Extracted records
━━━━

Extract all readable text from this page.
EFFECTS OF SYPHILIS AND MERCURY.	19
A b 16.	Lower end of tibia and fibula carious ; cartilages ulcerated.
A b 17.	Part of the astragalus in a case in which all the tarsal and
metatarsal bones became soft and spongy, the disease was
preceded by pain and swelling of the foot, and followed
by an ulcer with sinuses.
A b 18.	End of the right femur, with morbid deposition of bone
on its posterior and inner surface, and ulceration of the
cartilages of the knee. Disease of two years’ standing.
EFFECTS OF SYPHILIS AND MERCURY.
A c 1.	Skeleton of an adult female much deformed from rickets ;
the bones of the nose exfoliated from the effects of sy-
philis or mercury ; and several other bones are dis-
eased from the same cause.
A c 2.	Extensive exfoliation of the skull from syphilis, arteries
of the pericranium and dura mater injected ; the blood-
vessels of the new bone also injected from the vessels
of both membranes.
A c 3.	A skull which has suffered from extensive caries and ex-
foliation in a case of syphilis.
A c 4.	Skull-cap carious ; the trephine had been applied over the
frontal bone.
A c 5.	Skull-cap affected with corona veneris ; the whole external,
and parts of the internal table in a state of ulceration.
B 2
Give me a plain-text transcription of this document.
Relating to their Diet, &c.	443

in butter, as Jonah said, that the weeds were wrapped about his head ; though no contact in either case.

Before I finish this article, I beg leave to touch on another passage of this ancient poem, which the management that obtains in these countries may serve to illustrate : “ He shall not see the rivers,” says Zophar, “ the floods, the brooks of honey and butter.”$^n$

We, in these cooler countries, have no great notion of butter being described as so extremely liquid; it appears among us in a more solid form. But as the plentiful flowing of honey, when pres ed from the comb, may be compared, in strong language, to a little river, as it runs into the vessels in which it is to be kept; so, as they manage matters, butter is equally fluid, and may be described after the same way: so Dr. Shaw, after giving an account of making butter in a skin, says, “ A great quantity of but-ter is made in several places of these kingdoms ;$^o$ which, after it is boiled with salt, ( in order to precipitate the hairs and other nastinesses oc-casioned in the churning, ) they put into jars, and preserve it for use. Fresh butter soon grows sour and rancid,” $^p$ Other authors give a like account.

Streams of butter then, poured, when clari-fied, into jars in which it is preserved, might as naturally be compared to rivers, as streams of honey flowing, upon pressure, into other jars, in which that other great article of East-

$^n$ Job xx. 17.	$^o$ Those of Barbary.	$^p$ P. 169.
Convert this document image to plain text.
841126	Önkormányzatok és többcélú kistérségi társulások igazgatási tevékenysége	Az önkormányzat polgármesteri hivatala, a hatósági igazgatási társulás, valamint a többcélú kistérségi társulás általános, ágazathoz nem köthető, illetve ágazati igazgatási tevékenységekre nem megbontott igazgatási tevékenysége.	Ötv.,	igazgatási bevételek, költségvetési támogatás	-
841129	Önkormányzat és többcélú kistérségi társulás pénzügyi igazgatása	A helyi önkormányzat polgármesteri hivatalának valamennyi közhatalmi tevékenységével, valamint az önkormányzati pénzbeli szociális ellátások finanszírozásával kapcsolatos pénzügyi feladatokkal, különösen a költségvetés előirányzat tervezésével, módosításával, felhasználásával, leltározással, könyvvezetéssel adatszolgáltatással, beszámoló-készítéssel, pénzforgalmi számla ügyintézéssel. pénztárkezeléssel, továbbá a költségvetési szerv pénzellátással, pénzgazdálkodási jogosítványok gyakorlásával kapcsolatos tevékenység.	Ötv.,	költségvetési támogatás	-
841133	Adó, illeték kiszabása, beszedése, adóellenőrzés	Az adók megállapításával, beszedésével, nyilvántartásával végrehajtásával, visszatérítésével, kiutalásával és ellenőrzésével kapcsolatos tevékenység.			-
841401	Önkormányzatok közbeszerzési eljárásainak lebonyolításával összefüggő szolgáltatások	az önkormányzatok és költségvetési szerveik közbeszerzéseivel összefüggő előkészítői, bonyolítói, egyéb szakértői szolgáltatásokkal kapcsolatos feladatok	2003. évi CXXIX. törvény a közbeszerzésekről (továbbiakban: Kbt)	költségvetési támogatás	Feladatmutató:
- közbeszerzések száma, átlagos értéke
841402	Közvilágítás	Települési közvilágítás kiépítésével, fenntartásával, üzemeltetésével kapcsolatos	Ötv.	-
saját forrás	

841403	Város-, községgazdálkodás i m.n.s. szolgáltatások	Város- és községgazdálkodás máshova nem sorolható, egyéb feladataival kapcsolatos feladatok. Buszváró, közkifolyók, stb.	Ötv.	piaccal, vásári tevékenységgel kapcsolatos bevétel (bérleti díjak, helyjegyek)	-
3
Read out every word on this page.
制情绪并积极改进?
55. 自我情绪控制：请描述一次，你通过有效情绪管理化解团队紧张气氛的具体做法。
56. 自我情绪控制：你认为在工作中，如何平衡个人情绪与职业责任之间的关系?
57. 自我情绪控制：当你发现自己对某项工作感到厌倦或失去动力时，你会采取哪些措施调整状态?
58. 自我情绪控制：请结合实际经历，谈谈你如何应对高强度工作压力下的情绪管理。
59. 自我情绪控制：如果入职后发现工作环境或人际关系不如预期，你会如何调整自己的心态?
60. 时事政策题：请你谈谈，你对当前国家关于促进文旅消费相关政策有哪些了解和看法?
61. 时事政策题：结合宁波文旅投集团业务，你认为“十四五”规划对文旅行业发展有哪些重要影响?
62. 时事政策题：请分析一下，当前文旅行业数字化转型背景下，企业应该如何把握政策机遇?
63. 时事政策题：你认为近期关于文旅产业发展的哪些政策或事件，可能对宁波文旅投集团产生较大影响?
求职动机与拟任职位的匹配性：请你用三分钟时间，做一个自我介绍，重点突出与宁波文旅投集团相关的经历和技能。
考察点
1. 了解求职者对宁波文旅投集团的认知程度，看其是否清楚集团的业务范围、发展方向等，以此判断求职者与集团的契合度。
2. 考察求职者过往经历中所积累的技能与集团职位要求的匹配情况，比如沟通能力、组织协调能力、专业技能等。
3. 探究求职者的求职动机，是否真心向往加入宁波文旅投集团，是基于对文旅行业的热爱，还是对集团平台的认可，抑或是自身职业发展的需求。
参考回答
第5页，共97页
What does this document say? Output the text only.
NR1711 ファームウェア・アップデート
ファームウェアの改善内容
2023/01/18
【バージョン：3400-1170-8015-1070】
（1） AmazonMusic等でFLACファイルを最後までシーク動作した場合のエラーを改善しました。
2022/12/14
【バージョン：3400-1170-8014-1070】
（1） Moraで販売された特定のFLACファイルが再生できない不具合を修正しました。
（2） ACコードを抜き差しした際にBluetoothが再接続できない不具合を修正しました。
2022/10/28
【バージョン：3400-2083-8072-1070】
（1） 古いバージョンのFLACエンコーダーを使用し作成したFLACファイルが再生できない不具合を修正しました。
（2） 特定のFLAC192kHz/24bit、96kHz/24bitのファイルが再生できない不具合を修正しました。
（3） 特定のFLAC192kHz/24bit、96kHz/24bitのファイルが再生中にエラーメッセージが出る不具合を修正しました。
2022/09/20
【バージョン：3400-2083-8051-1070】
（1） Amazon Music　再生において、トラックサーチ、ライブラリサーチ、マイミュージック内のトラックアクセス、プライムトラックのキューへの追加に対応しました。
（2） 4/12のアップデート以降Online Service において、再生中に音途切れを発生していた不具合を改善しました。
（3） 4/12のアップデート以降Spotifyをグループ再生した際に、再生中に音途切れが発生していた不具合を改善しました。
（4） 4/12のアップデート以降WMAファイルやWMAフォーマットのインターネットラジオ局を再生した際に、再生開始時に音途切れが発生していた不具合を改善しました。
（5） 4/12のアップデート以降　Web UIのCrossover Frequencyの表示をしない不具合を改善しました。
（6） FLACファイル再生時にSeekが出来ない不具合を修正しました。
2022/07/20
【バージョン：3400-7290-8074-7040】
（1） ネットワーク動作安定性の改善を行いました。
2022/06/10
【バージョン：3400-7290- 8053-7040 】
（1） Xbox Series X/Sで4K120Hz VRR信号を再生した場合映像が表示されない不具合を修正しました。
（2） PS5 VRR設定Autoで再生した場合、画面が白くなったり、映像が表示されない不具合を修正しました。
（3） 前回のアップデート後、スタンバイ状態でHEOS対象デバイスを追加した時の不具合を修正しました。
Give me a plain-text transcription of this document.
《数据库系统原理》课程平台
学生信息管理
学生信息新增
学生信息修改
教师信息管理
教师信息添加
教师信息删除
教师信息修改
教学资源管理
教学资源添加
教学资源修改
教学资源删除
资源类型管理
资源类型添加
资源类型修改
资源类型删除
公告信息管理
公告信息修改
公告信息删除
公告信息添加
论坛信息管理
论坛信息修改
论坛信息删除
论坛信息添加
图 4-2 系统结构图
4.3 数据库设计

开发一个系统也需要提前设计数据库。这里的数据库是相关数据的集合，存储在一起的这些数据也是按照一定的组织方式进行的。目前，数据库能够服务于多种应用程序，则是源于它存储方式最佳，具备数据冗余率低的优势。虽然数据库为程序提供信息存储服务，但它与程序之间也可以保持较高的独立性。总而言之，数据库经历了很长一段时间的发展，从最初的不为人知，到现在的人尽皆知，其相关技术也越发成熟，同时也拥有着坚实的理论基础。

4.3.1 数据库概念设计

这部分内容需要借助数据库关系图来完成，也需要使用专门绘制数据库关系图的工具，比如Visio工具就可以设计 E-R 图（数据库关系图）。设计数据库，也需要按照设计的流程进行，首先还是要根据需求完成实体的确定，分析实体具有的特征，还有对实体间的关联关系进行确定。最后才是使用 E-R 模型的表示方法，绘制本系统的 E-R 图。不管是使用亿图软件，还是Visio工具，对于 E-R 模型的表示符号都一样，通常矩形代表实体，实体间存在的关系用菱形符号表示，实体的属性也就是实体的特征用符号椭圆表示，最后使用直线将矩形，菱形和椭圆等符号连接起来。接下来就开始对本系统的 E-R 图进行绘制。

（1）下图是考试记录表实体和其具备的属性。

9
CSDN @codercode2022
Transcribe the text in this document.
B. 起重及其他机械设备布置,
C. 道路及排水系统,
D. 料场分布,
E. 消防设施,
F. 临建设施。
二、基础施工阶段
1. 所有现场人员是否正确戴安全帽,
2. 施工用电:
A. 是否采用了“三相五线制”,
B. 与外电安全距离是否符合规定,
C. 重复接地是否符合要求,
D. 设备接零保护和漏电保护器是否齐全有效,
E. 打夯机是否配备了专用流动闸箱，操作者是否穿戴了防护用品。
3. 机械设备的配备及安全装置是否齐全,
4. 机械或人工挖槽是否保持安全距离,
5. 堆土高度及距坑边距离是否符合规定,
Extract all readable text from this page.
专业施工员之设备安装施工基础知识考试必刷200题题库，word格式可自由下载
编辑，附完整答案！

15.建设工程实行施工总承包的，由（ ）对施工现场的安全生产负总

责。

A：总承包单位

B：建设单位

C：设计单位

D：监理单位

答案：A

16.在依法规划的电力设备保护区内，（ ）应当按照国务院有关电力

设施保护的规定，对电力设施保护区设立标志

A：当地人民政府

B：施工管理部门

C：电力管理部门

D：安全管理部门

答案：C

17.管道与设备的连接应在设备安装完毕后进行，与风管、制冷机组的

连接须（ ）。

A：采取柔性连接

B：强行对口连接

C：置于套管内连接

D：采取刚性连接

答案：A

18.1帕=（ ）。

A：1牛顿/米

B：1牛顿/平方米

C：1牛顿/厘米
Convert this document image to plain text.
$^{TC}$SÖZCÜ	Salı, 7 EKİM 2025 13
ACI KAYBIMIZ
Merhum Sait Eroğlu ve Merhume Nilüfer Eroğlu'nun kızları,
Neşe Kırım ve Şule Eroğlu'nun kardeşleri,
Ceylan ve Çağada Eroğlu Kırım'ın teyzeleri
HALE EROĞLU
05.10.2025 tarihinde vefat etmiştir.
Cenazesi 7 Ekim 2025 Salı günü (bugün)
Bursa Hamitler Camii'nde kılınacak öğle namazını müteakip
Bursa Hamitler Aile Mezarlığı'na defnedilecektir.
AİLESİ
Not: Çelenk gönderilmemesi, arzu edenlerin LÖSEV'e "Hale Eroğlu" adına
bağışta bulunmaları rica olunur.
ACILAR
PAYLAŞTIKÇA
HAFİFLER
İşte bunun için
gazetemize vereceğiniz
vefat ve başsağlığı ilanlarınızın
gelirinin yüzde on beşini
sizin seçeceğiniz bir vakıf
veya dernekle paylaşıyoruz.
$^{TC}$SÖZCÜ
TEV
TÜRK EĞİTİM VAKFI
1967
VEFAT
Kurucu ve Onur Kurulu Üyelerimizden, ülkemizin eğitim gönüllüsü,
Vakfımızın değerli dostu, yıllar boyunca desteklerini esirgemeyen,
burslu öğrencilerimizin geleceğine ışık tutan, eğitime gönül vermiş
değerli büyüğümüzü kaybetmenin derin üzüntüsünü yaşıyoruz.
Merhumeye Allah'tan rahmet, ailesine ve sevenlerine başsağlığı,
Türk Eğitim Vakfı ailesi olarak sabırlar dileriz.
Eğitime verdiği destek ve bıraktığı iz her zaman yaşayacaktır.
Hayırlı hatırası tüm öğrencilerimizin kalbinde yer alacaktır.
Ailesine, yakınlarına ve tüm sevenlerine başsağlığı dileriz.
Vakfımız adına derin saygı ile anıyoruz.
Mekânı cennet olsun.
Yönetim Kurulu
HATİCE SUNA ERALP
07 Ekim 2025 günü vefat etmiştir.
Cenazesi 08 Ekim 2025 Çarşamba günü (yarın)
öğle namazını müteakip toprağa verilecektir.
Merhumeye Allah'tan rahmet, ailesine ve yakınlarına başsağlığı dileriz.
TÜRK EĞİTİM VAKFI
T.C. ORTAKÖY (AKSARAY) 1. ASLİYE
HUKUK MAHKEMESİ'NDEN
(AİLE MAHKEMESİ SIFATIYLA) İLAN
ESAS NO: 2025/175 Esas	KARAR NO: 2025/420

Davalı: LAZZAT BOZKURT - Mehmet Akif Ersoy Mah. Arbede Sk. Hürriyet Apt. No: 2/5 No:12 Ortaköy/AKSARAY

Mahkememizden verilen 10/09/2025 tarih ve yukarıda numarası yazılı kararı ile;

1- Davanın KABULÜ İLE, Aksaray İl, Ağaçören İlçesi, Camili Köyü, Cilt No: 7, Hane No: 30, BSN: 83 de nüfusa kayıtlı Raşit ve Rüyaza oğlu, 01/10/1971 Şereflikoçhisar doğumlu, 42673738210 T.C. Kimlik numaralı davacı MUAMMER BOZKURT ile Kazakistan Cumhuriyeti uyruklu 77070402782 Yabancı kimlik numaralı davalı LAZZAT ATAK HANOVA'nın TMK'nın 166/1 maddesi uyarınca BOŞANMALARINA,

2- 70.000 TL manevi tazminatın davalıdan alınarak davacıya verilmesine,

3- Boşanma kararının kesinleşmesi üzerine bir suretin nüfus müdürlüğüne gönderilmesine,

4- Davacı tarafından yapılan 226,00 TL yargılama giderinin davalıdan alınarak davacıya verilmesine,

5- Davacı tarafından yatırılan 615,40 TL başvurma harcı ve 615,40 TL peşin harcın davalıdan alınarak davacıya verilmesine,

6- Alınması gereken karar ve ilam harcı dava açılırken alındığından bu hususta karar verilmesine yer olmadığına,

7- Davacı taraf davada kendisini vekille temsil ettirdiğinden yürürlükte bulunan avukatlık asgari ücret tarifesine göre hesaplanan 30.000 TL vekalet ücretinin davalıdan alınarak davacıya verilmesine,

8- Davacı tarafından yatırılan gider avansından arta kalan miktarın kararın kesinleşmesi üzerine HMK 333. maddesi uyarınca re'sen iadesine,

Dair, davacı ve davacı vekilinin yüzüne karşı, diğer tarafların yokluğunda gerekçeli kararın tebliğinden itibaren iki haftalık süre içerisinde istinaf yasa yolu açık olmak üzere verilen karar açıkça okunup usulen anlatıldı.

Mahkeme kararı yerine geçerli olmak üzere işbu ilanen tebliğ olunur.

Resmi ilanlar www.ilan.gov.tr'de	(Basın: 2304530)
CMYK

━━━━

Instructions to follow
Say how many lines of the data include the word "tarafından". Nothing other than the number should be given.

Response for this exercise
3